Exactly as written, retype the listing below, omitting the pictures.

AVAILABLE DATA start

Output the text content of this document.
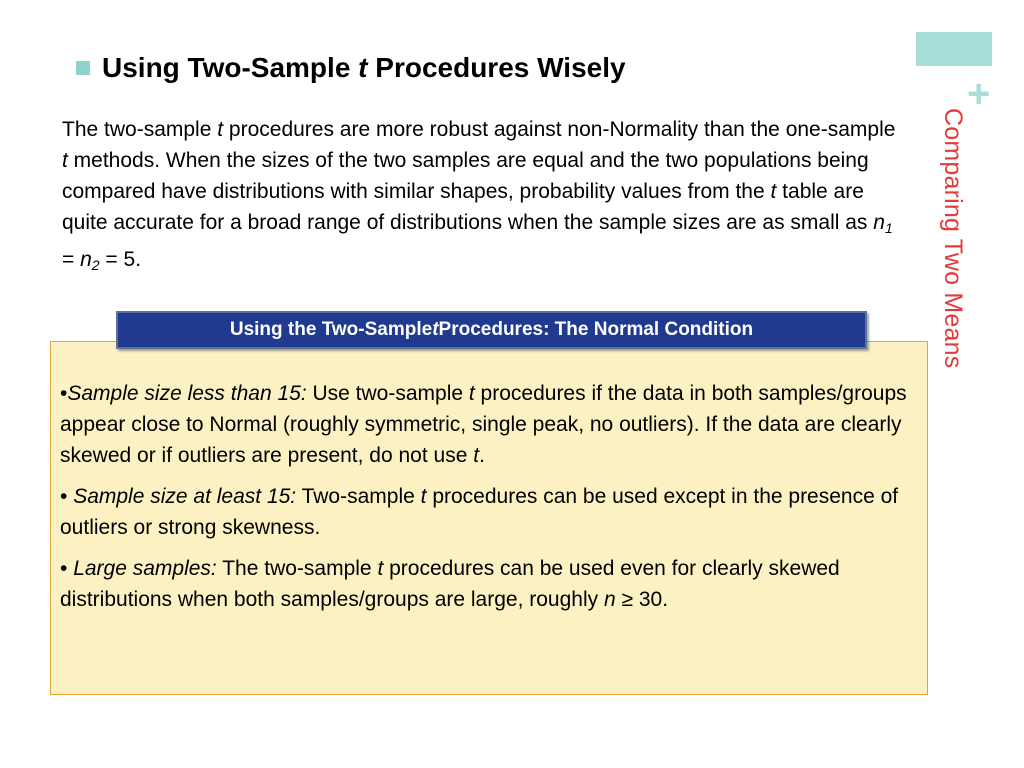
+
Comparing Two Means
Using Two-Sample t Procedures Wisely
The two-sample t procedures are more robust against non-Normality than the one-sample t methods. When the sizes of the two samples are equal and the two populations being compared have distributions with similar shapes, probability values from the t table are quite accurate for a broad range of distributions when the sample sizes are as small as $n_1 = n_2 = 5$.
Using the Two-Sample t Procedures: The Normal Condition

•Sample size less than 15: Use two-sample t procedures if the data in both samples/groups appear close to Normal (roughly symmetric, single peak, no outliers). If the data are clearly skewed or if outliers are present, do not use t.

• Sample size at least 15: Two-sample t procedures can be used except in the presence of outliers or strong skewness.

• Large samples: The two-sample t procedures can be used even for clearly skewed distributions when both samples/groups are large, roughly n ≥ 30.
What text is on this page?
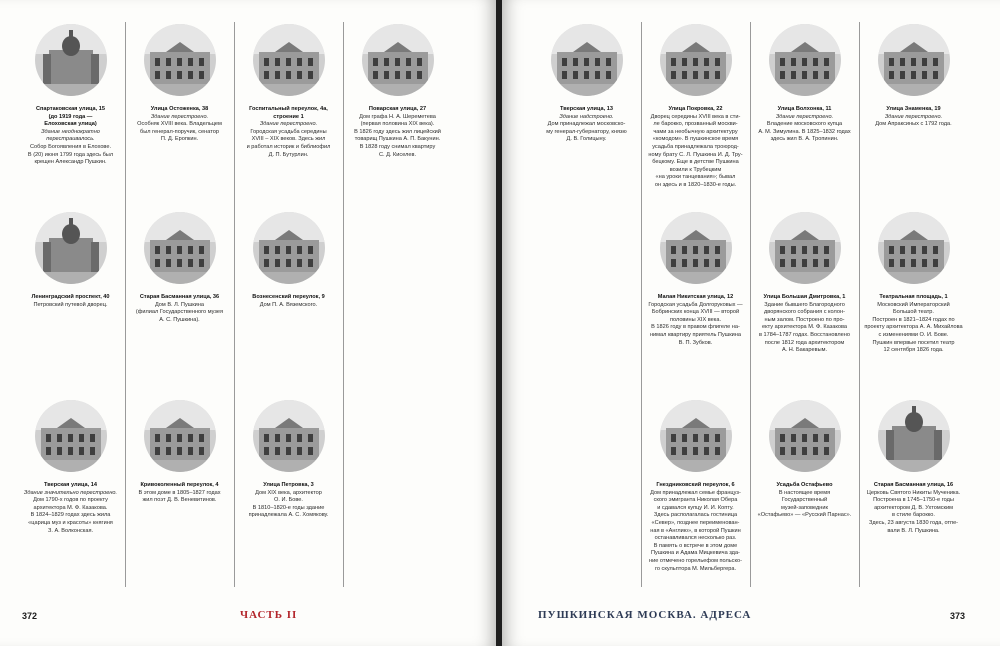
Спартаковская улица, 15
(до 1919 года —
Елоховская улица)
Здание неоднократно
перестраивалось.
Собор Богоявления в Елохове.
В (20) июня 1799 года здесь был
крещен Александр Пушкин.
Улица Остоженка, 38
Здание перестроено.
Особняк XVIII века. Владельцем
был генерал-поручик, сенатор
П. Д. Еропкин.
Госпитальный переулок, 4а,
строение 1
Здание перестроено.
Городская усадьба середины
XVIII – XIX веков. Здесь жил
и работал историк и библиофил
Д. П. Бутурлин.
Поварская улица, 27
Дом графа Н. А. Шереметева
(первая половина XIX века).
В 1826 году здесь жил лицейский
товарищ Пушкина А. П. Бакунин.
В 1828 году снимал квартиру
С. Д. Киселев.
Ленинградский проспект, 40
Петровский путевой дворец.
Старая Басманная улица, 36
Дом В. Л. Пушкина
(филиал Государственного музея
А. С. Пушкина).
Вознесенский переулок, 9
Дом П. А. Вяземского.
Тверская улица, 14
Здание значительно перестроено.
Дом 1790-х годов по проекту
архитектора М. Ф. Казакова.
В 1824–1829 годах здесь жила
«царица муз и красоты» княгиня
З. А. Волконская.
Кривоколенный переулок, 4
В этом доме в 1805–1827 годах
жил поэт Д. В. Веневитинов.
Улица Петровка, 3
Дом XIX века, архитектор
О. И. Бове.
В 1810–1820-е годы здание
принадлежала А. С. Хомякову.
372	ЧАСТЬ II
Тверская улица, 13
Здание надстроено.
Дом принадлежал московско-
му генерал-губернатору, князю
Д. В. Голицыну.
Улица Покровка, 22
Дворец середины XVIII века в сти-
ле барокко, прозванный москви-
чами за необычную архитектуру
«комодом». В пушкинское время
усадьба принадлежала троюрод-
ному брату С. Л. Пушкина И. Д. Тру-
бецкому. Еще в детстве Пушкина
возили к Трубецким
«на уроки танцевания»; бывал
он здесь и в 1820–1830-е годы.
Улица Волхонка, 11
Здание перестроено.
Владение московского купца
А. М. Зимулина. В 1825–1832 годах
здесь жил В. А. Тропинин.
Улица Знаменка, 19
Здание перестроено.
Дом Апраксиных с 1792 года.
Малая Никитская улица, 12
Городская усадьба Долгоруковых —
Бобринских конца XVIII — второй
половины XIX века.
В 1826 году в правом флигеле на-
нимал квартиру приятель Пушкина
В. П. Зубков.
Улица Большая Дмитровка, 1
Здание бывшего Благородного
дворянского собрания с колон-
ным залом. Построено по про-
екту архитектора М. Ф. Казакова
в 1784–1787 годах. Восстановлено
после 1812 года архитектором
А. Н. Бакаревым.
Театральная площадь, 1
Московский Императорский
Большой театр.
Пострoен в 1821–1824 годах по
проекту архитектора А. А. Михайлова
с изменениями О. И. Бове.
Пушкин впервые посетил театр
12 сентября 1826 года.
Гнездниковский переулок, 6
Дом принадлежал семье француз-
ского эмигранта Николая Обера
и сдавался купцу И. И. Копту.
Здесь располагалась гостиница
«Север», позднее переименован-
ная в «Англию», в которой Пушкин
останавливался несколько раз.
В память о встрече в этом доме
Пушкина и Адама Мицкевича зда-
ние отмечено горельефом польско-
го скульптора М. Мильбергера.
Усадьба Остафьево
В настоящее время
Государственный
музей-заповедник
«Остафьево» — «Русский Парнас».
Старая Басманная улица, 16
Церковь Святого Никиты Мученика.
Построена в 1745–1750-е годы
архитектором Д. В. Ухтомским
в стиле барокко.
Здесь, 23 августа 1830 года, отпе-
вали В. Л. Пушкина.
ПУШКИНСКАЯ МОСКВА. АДРЕСА	373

AVAILABLE DATA end

▸ **OUTPUT OF THE TASK**:
Output the text content of this document.
+
Comparing Two Means
Using Two-Sample t Procedures Wisely
The two-sample t procedures are more robust against non-Normality than the one-sample t methods. When the sizes of the two samples are equal and the two populations being compared have distributions with similar shapes, probability values from the t table are quite accurate for a broad range of distributions when the sample sizes are as small as $n_1 = n_2 = 5$.
Using the Two-Sample t Procedures: The Normal Condition

•Sample size less than 15: Use two-sample t procedures if the data in both samples/groups appear close to Normal (roughly symmetric, single peak, no outliers). If the data are clearly skewed or if outliers are present, do not use t.

• Sample size at least 15: Two-sample t procedures can be used except in the presence of outliers or strong skewness.

• Large samples: The two-sample t procedures can be used even for clearly skewed distributions when both samples/groups are large, roughly n ≥ 30.
What text is on this page?
Спартаковская улица, 15
(до 1919 года —
Елоховская улица)
Здание неоднократно
перестраивалось.
Собор Богоявления в Елохове.
В (20) июня 1799 года здесь был
крещен Александр Пушкин.
Улица Остоженка, 38
Здание перестроено.
Особняк XVIII века. Владельцем
был генерал-поручик, сенатор
П. Д. Еропкин.
Госпитальный переулок, 4а,
строение 1
Здание перестроено.
Городская усадьба середины
XVIII – XIX веков. Здесь жил
и работал историк и библиофил
Д. П. Бутурлин.
Поварская улица, 27
Дом графа Н. А. Шереметева
(первая половина XIX века).
В 1826 году здесь жил лицейский
товарищ Пушкина А. П. Бакунин.
В 1828 году снимал квартиру
С. Д. Киселев.
Ленинградский проспект, 40
Петровский путевой дворец.
Старая Басманная улица, 36
Дом В. Л. Пушкина
(филиал Государственного музея
А. С. Пушкина).
Вознесенский переулок, 9
Дом П. А. Вяземского.
Тверская улица, 14
Здание значительно перестроено.
Дом 1790-х годов по проекту
архитектора М. Ф. Казакова.
В 1824–1829 годах здесь жила
«царица муз и красоты» княгиня
З. А. Волконская.
Кривоколенный переулок, 4
В этом доме в 1805–1827 годах
жил поэт Д. В. Веневитинов.
Улица Петровка, 3
Дом XIX века, архитектор
О. И. Бове.
В 1810–1820-е годы здание
принадлежала А. С. Хомякову.
372	ЧАСТЬ II
Тверская улица, 13
Здание надстроено.
Дом принадлежал московско-
му генерал-губернатору, князю
Д. В. Голицыну.
Улица Покровка, 22
Дворец середины XVIII века в сти-
ле барокко, прозванный москви-
чами за необычную архитектуру
«комодом». В пушкинское время
усадьба принадлежала троюрод-
ному брату С. Л. Пушкина И. Д. Тру-
бецкому. Еще в детстве Пушкина
возили к Трубецким
«на уроки танцевания»; бывал
он здесь и в 1820–1830-е годы.
Улица Волхонка, 11
Здание перестроено.
Владение московского купца
А. М. Зимулина. В 1825–1832 годах
здесь жил В. А. Тропинин.
Улица Знаменка, 19
Здание перестроено.
Дом Апраксиных с 1792 года.
Малая Никитская улица, 12
Городская усадьба Долгоруковых —
Бобринских конца XVIII — второй
половины XIX века.
В 1826 году в правом флигеле на-
нимал квартиру приятель Пушкина
В. П. Зубков.
Улица Большая Дмитровка, 1
Здание бывшего Благородного
дворянского собрания с колон-
ным залом. Построено по про-
екту архитектора М. Ф. Казакова
в 1784–1787 годах. Восстановлено
после 1812 года архитектором
А. Н. Бакаревым.
Театральная площадь, 1
Московский Императорский
Большой театр.
Пострoен в 1821–1824 годах по
проекту архитектора А. А. Михайлова
с изменениями О. И. Бове.
Пушкин впервые посетил театр
12 сентября 1826 года.
Гнездниковский переулок, 6
Дом принадлежал семье француз-
ского эмигранта Николая Обера
и сдавался купцу И. И. Копту.
Здесь располагалась гостиница
«Север», позднее переименован-
ная в «Англию», в которой Пушкин
останавливался несколько раз.
В память о встрече в этом доме
Пушкина и Адама Мицкевича зда-
ние отмечено горельефом польско-
го скульптора М. Мильбергера.
Усадьба Остафьево
В настоящее время
Государственный
музей-заповедник
«Остафьево» — «Русский Парнас».
Старая Басманная улица, 16
Церковь Святого Никиты Мученика.
Построена в 1745–1750-е годы
архитектором Д. В. Ухтомским
в стиле барокко.
Здесь, 23 августа 1830 года, отпе-
вали В. Л. Пушкина.
ПУШКИНСКАЯ МОСКВА. АДРЕСА	373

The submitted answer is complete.